# Given instruction
Check every line below for the word "Spread" and copy the ones that have it.

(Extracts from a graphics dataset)
--- Begin ---
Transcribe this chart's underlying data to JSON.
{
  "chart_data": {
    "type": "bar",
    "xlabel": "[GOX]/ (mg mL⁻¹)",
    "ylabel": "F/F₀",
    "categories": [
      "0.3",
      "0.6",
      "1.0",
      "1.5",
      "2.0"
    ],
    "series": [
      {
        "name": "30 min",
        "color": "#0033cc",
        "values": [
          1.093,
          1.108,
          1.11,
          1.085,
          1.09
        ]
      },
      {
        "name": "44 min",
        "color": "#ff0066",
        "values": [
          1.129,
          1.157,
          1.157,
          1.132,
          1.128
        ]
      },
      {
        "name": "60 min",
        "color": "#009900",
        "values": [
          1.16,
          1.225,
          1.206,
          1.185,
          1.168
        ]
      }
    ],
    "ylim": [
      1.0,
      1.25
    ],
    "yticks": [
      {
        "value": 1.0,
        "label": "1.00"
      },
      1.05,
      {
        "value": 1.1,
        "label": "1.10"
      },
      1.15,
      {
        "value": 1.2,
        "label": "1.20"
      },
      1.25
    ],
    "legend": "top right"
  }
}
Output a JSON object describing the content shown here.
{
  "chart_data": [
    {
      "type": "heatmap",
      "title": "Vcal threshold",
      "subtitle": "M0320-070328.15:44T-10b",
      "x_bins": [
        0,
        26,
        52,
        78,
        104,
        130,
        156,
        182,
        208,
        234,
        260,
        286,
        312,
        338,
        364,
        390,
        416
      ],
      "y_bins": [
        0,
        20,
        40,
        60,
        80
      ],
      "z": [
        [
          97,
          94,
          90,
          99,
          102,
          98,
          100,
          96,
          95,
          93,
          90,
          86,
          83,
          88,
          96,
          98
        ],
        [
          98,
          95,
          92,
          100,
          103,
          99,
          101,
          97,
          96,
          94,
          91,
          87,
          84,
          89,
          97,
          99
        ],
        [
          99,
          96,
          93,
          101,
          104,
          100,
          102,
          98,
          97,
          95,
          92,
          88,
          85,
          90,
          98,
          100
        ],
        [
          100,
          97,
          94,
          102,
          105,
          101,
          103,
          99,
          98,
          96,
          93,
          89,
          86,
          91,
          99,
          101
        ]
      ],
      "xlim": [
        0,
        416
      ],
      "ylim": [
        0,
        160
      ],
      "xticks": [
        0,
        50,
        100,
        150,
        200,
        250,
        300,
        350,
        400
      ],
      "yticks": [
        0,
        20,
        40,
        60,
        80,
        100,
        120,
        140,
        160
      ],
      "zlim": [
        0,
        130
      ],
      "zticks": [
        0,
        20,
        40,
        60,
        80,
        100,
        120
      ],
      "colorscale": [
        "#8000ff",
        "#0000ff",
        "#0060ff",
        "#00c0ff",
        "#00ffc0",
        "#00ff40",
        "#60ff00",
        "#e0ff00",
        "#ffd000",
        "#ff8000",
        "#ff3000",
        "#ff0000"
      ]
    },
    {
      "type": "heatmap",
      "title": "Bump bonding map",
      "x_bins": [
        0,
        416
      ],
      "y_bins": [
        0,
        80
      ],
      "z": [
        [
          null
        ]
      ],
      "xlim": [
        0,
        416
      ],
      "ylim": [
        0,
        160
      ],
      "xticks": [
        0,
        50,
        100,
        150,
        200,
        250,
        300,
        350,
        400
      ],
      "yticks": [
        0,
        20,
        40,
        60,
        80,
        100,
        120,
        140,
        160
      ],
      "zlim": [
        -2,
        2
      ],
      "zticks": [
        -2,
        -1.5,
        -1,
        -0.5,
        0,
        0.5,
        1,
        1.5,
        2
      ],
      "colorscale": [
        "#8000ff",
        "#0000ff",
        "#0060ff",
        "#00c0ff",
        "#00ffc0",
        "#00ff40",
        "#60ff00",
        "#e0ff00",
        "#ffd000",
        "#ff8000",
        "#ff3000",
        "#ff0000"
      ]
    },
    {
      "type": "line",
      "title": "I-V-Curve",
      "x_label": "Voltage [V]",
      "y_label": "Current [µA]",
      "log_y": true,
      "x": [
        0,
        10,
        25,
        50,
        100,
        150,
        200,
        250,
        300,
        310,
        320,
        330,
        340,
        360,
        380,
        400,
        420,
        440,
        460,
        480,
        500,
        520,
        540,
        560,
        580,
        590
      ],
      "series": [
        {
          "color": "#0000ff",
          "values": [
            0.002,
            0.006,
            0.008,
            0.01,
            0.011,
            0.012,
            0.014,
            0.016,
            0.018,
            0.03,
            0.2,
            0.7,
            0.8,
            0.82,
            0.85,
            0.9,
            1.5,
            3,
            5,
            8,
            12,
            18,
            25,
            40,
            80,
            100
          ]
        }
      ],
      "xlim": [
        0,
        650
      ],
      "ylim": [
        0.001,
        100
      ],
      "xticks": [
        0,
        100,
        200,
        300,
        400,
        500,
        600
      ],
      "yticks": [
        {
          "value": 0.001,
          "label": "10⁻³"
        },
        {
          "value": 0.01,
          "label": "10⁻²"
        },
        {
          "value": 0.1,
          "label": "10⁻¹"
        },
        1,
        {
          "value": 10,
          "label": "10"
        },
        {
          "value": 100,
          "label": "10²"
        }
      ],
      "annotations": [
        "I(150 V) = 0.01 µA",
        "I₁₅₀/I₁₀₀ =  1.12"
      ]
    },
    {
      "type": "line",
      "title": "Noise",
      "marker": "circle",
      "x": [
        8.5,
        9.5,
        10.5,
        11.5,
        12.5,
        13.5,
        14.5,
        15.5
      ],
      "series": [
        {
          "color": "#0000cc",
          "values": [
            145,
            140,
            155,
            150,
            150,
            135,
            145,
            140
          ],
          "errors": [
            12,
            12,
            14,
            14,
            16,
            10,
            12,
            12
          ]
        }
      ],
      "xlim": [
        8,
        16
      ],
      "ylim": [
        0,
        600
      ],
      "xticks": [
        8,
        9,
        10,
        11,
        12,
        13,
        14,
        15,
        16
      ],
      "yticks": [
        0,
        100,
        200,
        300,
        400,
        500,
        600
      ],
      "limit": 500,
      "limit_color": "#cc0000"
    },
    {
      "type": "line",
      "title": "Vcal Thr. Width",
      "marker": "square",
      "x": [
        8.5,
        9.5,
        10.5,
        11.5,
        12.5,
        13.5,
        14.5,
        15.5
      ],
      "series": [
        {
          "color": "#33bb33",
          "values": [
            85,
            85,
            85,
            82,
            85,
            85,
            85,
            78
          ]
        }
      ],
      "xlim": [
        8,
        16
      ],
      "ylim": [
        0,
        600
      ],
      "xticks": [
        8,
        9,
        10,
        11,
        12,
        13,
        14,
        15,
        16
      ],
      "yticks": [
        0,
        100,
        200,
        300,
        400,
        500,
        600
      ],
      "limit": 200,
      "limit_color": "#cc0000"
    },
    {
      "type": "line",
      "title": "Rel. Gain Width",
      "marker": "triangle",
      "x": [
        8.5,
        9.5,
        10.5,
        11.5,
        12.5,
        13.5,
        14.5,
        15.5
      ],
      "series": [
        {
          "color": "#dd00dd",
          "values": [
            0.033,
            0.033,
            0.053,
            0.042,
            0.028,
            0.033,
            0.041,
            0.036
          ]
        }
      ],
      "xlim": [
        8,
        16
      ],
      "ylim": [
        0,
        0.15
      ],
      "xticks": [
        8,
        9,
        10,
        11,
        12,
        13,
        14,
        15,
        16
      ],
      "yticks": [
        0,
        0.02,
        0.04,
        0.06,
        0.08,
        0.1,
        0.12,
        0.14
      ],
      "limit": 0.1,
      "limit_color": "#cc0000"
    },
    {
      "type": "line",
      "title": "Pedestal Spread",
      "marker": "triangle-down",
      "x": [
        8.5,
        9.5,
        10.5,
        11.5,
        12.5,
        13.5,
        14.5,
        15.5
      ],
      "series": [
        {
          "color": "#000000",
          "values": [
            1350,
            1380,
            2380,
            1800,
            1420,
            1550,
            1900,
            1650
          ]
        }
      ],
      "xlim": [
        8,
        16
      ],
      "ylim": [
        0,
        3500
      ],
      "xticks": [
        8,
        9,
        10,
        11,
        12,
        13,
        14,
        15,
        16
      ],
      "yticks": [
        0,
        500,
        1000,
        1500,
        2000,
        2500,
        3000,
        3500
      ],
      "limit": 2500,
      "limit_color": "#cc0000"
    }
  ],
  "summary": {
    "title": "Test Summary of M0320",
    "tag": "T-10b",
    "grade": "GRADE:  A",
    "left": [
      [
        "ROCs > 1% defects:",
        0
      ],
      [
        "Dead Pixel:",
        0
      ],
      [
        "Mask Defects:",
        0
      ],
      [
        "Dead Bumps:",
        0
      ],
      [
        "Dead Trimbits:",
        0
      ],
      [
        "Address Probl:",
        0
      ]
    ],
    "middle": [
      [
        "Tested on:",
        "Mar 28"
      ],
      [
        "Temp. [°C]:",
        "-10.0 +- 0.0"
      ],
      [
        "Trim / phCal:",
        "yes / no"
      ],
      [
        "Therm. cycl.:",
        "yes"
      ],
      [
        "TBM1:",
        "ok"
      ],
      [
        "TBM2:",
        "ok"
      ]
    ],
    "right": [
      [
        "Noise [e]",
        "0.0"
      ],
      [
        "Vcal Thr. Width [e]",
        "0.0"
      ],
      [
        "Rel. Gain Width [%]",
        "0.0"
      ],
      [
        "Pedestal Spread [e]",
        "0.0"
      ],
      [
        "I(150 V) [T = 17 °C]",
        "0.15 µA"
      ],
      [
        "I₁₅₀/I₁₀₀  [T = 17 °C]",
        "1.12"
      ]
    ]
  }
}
--- End ---
# Final result
      "title": "Pedestal Spread",
        "Pedestal Spread [e]",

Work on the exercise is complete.